> [EXERCISE DIRECTIONS] Retype each entry below exactly as it stands.

> [PROVIDED RECORDS]
* start *

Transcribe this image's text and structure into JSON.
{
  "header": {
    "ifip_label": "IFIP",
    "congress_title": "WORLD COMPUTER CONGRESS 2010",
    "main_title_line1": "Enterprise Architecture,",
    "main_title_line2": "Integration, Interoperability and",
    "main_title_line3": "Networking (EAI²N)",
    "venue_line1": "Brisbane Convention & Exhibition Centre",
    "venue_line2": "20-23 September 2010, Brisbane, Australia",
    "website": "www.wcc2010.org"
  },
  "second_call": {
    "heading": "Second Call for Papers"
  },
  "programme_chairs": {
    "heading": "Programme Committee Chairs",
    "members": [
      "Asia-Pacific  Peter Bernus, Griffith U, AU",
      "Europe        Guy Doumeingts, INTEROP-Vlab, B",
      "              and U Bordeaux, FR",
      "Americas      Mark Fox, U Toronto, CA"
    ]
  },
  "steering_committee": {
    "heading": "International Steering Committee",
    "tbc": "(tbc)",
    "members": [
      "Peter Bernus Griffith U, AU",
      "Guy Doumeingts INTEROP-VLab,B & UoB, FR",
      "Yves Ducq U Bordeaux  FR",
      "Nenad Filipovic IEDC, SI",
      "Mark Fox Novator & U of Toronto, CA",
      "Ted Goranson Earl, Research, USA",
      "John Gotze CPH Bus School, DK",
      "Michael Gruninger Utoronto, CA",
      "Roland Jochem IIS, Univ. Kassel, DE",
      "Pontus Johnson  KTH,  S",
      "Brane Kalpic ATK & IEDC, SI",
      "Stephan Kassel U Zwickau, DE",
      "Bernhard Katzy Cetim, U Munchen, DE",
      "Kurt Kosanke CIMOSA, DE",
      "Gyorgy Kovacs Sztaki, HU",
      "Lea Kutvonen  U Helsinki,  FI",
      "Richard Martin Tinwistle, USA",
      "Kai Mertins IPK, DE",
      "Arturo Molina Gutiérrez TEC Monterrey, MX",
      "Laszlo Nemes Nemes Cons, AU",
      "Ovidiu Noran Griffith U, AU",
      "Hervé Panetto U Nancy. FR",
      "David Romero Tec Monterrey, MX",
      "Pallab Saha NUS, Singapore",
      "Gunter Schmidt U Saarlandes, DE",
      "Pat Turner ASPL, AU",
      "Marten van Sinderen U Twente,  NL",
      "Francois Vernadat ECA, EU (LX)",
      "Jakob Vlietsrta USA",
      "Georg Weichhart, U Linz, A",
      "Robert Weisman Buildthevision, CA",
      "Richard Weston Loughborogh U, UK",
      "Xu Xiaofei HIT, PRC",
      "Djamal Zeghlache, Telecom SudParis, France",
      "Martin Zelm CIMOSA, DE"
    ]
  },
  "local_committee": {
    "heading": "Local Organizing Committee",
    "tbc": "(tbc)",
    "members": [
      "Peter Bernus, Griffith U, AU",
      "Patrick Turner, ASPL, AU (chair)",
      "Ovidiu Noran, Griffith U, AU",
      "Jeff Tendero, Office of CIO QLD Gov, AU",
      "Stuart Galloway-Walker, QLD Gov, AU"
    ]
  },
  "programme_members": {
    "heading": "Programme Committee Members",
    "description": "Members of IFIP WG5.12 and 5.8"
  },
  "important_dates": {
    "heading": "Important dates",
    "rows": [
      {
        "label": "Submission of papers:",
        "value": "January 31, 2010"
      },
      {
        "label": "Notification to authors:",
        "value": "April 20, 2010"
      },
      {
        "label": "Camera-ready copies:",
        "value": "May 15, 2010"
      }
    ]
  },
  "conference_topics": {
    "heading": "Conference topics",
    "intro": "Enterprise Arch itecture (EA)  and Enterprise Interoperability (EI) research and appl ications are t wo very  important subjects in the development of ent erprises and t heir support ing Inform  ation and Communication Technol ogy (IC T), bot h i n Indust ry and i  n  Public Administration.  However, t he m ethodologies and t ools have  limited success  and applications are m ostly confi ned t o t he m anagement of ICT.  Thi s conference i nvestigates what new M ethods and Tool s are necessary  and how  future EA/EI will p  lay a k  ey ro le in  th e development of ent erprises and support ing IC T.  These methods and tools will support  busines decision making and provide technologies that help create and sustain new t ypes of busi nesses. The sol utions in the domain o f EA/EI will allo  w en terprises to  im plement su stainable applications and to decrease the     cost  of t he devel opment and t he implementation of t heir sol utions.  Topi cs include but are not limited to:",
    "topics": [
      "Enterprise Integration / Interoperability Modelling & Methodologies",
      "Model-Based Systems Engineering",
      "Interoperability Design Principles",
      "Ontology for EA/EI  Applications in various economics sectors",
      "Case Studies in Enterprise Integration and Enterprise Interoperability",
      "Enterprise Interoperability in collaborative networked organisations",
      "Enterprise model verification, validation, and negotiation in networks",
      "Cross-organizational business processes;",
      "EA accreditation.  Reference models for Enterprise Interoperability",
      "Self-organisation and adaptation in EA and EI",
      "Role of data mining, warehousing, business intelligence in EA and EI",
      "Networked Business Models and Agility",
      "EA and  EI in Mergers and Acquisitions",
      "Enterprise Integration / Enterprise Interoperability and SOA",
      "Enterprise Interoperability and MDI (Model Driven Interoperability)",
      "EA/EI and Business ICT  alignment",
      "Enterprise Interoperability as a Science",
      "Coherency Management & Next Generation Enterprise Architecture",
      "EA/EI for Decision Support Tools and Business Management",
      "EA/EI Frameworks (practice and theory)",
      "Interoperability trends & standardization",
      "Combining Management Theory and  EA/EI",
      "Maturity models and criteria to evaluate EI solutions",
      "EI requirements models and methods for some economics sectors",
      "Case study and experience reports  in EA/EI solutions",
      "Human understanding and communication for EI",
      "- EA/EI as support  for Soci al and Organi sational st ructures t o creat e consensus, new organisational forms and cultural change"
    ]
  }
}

* end *

> [ANSWER FOR THIS EXERCISE]
Transcribe this image's text and structure into JSON.
{
  "header": {
    "ifip_label": "IFIP",
    "congress_title": "WORLD COMPUTER CONGRESS 2010",
    "main_title_line1": "Enterprise Architecture,",
    "main_title_line2": "Integration, Interoperability and",
    "main_title_line3": "Networking (EAI²N)",
    "venue_line1": "Brisbane Convention & Exhibition Centre",
    "venue_line2": "20-23 September 2010, Brisbane, Australia",
    "website": "www.wcc2010.org"
  },
  "second_call": {
    "heading": "Second Call for Papers"
  },
  "programme_chairs": {
    "heading": "Programme Committee Chairs",
    "members": [
      "Asia-Pacific  Peter Bernus, Griffith U, AU",
      "Europe        Guy Doumeingts, INTEROP-Vlab, B",
      "              and U Bordeaux, FR",
      "Americas      Mark Fox, U Toronto, CA"
    ]
  },
  "steering_committee": {
    "heading": "International Steering Committee",
    "tbc": "(tbc)",
    "members": [
      "Peter Bernus Griffith U, AU",
      "Guy Doumeingts INTEROP-VLab,B & UoB, FR",
      "Yves Ducq U Bordeaux  FR",
      "Nenad Filipovic IEDC, SI",
      "Mark Fox Novator & U of Toronto, CA",
      "Ted Goranson Earl, Research, USA",
      "John Gotze CPH Bus School, DK",
      "Michael Gruninger Utoronto, CA",
      "Roland Jochem IIS, Univ. Kassel, DE",
      "Pontus Johnson  KTH,  S",
      "Brane Kalpic ATK & IEDC, SI",
      "Stephan Kassel U Zwickau, DE",
      "Bernhard Katzy Cetim, U Munchen, DE",
      "Kurt Kosanke CIMOSA, DE",
      "Gyorgy Kovacs Sztaki, HU",
      "Lea Kutvonen  U Helsinki,  FI",
      "Richard Martin Tinwistle, USA",
      "Kai Mertins IPK, DE",
      "Arturo Molina Gutiérrez TEC Monterrey, MX",
      "Laszlo Nemes Nemes Cons, AU",
      "Ovidiu Noran Griffith U, AU",
      "Hervé Panetto U Nancy. FR",
      "David Romero Tec Monterrey, MX",
      "Pallab Saha NUS, Singapore",
      "Gunter Schmidt U Saarlandes, DE",
      "Pat Turner ASPL, AU",
      "Marten van Sinderen U Twente,  NL",
      "Francois Vernadat ECA, EU (LX)",
      "Jakob Vlietsrta USA",
      "Georg Weichhart, U Linz, A",
      "Robert Weisman Buildthevision, CA",
      "Richard Weston Loughborogh U, UK",
      "Xu Xiaofei HIT, PRC",
      "Djamal Zeghlache, Telecom SudParis, France",
      "Martin Zelm CIMOSA, DE"
    ]
  },
  "local_committee": {
    "heading": "Local Organizing Committee",
    "tbc": "(tbc)",
    "members": [
      "Peter Bernus, Griffith U, AU",
      "Patrick Turner, ASPL, AU (chair)",
      "Ovidiu Noran, Griffith U, AU",
      "Jeff Tendero, Office of CIO QLD Gov, AU",
      "Stuart Galloway-Walker, QLD Gov, AU"
    ]
  },
  "programme_members": {
    "heading": "Programme Committee Members",
    "description": "Members of IFIP WG5.12 and 5.8"
  },
  "important_dates": {
    "heading": "Important dates",
    "rows": [
      {
        "label": "Submission of papers:",
        "value": "January 31, 2010"
      },
      {
        "label": "Notification to authors:",
        "value": "April 20, 2010"
      },
      {
        "label": "Camera-ready copies:",
        "value": "May 15, 2010"
      }
    ]
  },
  "conference_topics": {
    "heading": "Conference topics",
    "intro": "Enterprise Arch itecture (EA)  and Enterprise Interoperability (EI) research and appl ications are t wo very  important subjects in the development of ent erprises and t heir support ing Inform  ation and Communication Technol ogy (IC T), bot h i n Indust ry and i  n  Public Administration.  However, t he m ethodologies and t ools have  limited success  and applications are m ostly confi ned t o t he m anagement of ICT.  Thi s conference i nvestigates what new M ethods and Tool s are necessary  and how  future EA/EI will p  lay a k  ey ro le in  th e development of ent erprises and support ing IC T.  These methods and tools will support  busines decision making and provide technologies that help create and sustain new t ypes of busi nesses. The sol utions in the domain o f EA/EI will allo  w en terprises to  im plement su stainable applications and to decrease the     cost  of t he devel opment and t he implementation of t heir sol utions.  Topi cs include but are not limited to:",
    "topics": [
      "Enterprise Integration / Interoperability Modelling & Methodologies",
      "Model-Based Systems Engineering",
      "Interoperability Design Principles",
      "Ontology for EA/EI  Applications in various economics sectors",
      "Case Studies in Enterprise Integration and Enterprise Interoperability",
      "Enterprise Interoperability in collaborative networked organisations",
      "Enterprise model verification, validation, and negotiation in networks",
      "Cross-organizational business processes;",
      "EA accreditation.  Reference models for Enterprise Interoperability",
      "Self-organisation and adaptation in EA and EI",
      "Role of data mining, warehousing, business intelligence in EA and EI",
      "Networked Business Models and Agility",
      "EA and  EI in Mergers and Acquisitions",
      "Enterprise Integration / Enterprise Interoperability and SOA",
      "Enterprise Interoperability and MDI (Model Driven Interoperability)",
      "EA/EI and Business ICT  alignment",
      "Enterprise Interoperability as a Science",
      "Coherency Management & Next Generation Enterprise Architecture",
      "EA/EI for Decision Support Tools and Business Management",
      "EA/EI Frameworks (practice and theory)",
      "Interoperability trends & standardization",
      "Combining Management Theory and  EA/EI",
      "Maturity models and criteria to evaluate EI solutions",
      "EI requirements models and methods for some economics sectors",
      "Case study and experience reports  in EA/EI solutions",
      "Human understanding and communication for EI",
      "- EA/EI as support  for Soci al and Organi sational st ructures t o creat e consensus, new organisational forms and cultural change"
    ]
  }
}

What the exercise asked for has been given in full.